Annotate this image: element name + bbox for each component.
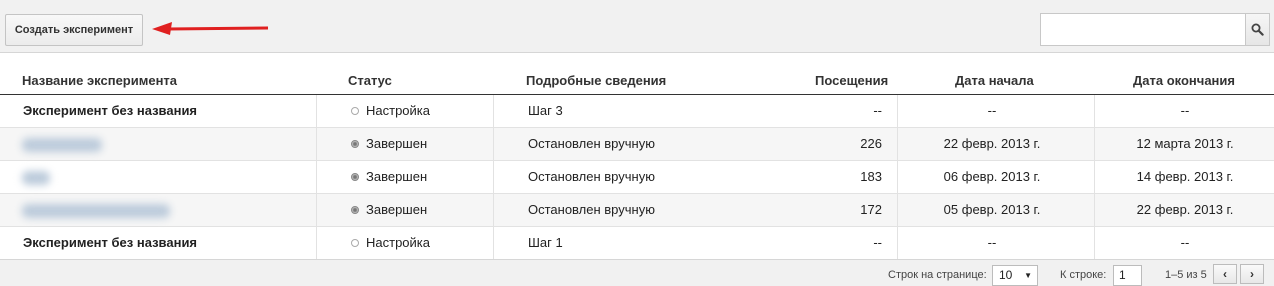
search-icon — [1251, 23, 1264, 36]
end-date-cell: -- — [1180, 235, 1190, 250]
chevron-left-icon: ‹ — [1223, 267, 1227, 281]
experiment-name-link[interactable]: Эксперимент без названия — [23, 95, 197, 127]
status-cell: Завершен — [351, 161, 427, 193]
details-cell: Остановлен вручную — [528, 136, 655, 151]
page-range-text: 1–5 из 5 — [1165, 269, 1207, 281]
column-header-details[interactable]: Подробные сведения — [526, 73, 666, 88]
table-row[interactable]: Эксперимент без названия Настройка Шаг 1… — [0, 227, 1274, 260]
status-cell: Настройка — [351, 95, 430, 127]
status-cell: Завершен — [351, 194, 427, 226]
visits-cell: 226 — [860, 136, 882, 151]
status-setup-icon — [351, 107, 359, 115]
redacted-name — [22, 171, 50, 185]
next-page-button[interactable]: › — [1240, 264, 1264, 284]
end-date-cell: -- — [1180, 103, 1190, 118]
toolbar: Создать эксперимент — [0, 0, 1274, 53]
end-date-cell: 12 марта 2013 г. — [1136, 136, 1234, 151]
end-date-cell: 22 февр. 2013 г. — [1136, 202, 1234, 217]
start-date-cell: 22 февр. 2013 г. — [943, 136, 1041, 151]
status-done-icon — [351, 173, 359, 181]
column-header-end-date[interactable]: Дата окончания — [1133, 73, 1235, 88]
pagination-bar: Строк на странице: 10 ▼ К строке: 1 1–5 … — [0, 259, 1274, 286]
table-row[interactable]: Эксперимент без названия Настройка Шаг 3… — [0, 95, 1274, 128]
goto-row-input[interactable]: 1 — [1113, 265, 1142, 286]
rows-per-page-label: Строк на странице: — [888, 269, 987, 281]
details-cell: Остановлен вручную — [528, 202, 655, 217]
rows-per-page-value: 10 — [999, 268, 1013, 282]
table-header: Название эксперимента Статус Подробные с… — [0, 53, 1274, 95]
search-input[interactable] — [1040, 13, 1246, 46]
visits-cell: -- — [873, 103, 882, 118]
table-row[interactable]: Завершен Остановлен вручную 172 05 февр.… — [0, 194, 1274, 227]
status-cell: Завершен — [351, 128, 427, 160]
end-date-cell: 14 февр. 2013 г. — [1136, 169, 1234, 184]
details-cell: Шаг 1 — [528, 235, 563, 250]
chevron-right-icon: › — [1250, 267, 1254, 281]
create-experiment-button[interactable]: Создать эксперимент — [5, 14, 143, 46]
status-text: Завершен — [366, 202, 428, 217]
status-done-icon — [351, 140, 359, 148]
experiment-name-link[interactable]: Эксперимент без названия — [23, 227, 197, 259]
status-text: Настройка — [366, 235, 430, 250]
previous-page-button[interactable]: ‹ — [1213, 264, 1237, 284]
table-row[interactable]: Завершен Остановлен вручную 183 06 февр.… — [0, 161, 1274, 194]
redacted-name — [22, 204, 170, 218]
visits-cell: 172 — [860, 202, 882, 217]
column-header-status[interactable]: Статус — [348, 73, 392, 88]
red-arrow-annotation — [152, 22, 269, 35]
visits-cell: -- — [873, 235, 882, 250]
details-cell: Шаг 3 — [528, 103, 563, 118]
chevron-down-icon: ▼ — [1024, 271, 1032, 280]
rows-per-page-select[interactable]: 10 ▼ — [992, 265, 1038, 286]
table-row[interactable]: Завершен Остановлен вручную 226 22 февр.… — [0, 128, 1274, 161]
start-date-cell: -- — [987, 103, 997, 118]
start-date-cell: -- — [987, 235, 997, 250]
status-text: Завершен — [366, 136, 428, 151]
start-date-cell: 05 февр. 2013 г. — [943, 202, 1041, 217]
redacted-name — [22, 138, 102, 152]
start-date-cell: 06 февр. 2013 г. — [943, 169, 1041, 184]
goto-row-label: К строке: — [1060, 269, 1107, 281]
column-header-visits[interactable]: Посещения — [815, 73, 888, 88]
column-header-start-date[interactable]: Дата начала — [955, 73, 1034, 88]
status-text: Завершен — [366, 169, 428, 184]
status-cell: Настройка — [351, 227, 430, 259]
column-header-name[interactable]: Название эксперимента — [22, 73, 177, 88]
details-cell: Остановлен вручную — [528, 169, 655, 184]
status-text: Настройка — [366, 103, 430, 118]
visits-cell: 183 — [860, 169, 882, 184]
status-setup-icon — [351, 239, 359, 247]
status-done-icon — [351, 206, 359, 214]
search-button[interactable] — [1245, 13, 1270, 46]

---

Given problem: Reproduce the records with every "status-cell" swapped for "state-cell" and nothing else altered. Omit the pictures.

Solution to this task:
Annotate this image: element name + bbox for each component.
search-icon — [1251, 23, 1264, 36]
end-date-cell: -- — [1180, 235, 1190, 250]
chevron-left-icon: ‹ — [1223, 267, 1227, 281]
experiment-name-link[interactable]: Эксперимент без названия — [23, 95, 197, 127]
state-cell: Завершен — [351, 161, 427, 193]
details-cell: Остановлен вручную — [528, 136, 655, 151]
page-range-text: 1–5 из 5 — [1165, 269, 1207, 281]
column-header-details[interactable]: Подробные сведения — [526, 73, 666, 88]
table-row[interactable]: Эксперимент без названия Настройка Шаг 1… — [0, 227, 1274, 260]
state-cell: Настройка — [351, 95, 430, 127]
state-cell: Завершен — [351, 194, 427, 226]
visits-cell: 226 — [860, 136, 882, 151]
status-setup-icon — [351, 107, 359, 115]
redacted-name — [22, 171, 50, 185]
next-page-button[interactable]: › — [1240, 264, 1264, 284]
end-date-cell: -- — [1180, 103, 1190, 118]
toolbar: Создать эксперимент — [0, 0, 1274, 53]
end-date-cell: 12 марта 2013 г. — [1136, 136, 1234, 151]
end-date-cell: 22 февр. 2013 г. — [1136, 202, 1234, 217]
start-date-cell: 22 февр. 2013 г. — [943, 136, 1041, 151]
status-done-icon — [351, 173, 359, 181]
column-header-end-date[interactable]: Дата окончания — [1133, 73, 1235, 88]
pagination-bar: Строк на странице: 10 ▼ К строке: 1 1–5 … — [0, 259, 1274, 286]
table-row[interactable]: Эксперимент без названия Настройка Шаг 3… — [0, 95, 1274, 128]
goto-row-input[interactable]: 1 — [1113, 265, 1142, 286]
rows-per-page-label: Строк на странице: — [888, 269, 987, 281]
details-cell: Остановлен вручную — [528, 202, 655, 217]
rows-per-page-value: 10 — [999, 268, 1013, 282]
table-header: Название эксперимента Статус Подробные с… — [0, 53, 1274, 95]
search-input[interactable] — [1040, 13, 1246, 46]
visits-cell: -- — [873, 103, 882, 118]
table-row[interactable]: Завершен Остановлен вручную 172 05 февр.… — [0, 194, 1274, 227]
state-cell: Завершен — [351, 128, 427, 160]
end-date-cell: 14 февр. 2013 г. — [1136, 169, 1234, 184]
details-cell: Шаг 1 — [528, 235, 563, 250]
chevron-right-icon: › — [1250, 267, 1254, 281]
create-experiment-button[interactable]: Создать эксперимент — [5, 14, 143, 46]
status-text: Завершен — [366, 202, 428, 217]
status-done-icon — [351, 140, 359, 148]
experiment-name-link[interactable]: Эксперимент без названия — [23, 227, 197, 259]
status-text: Настройка — [366, 235, 430, 250]
previous-page-button[interactable]: ‹ — [1213, 264, 1237, 284]
table-row[interactable]: Завершен Остановлен вручную 183 06 февр.… — [0, 161, 1274, 194]
redacted-name — [22, 204, 170, 218]
visits-cell: 172 — [860, 202, 882, 217]
column-header-status[interactable]: Статус — [348, 73, 392, 88]
red-arrow-annotation — [152, 22, 269, 35]
visits-cell: -- — [873, 235, 882, 250]
details-cell: Шаг 3 — [528, 103, 563, 118]
chevron-down-icon: ▼ — [1024, 271, 1032, 280]
rows-per-page-select[interactable]: 10 ▼ — [992, 265, 1038, 286]
table-row[interactable]: Завершен Остановлен вручную 226 22 февр.… — [0, 128, 1274, 161]
start-date-cell: -- — [987, 103, 997, 118]
start-date-cell: -- — [987, 235, 997, 250]
status-text: Завершен — [366, 136, 428, 151]
start-date-cell: 05 февр. 2013 г. — [943, 202, 1041, 217]
redacted-name — [22, 138, 102, 152]
start-date-cell: 06 февр. 2013 г. — [943, 169, 1041, 184]
goto-row-label: К строке: — [1060, 269, 1107, 281]
column-header-visits[interactable]: Посещения — [815, 73, 888, 88]
column-header-start-date[interactable]: Дата начала — [955, 73, 1034, 88]
status-text: Завершен — [366, 169, 428, 184]
state-cell: Настройка — [351, 227, 430, 259]
column-header-name[interactable]: Название эксперимента — [22, 73, 177, 88]
details-cell: Остановлен вручную — [528, 169, 655, 184]
status-text: Настройка — [366, 103, 430, 118]
visits-cell: 183 — [860, 169, 882, 184]
status-setup-icon — [351, 239, 359, 247]
status-done-icon — [351, 206, 359, 214]
search-button[interactable] — [1245, 13, 1270, 46]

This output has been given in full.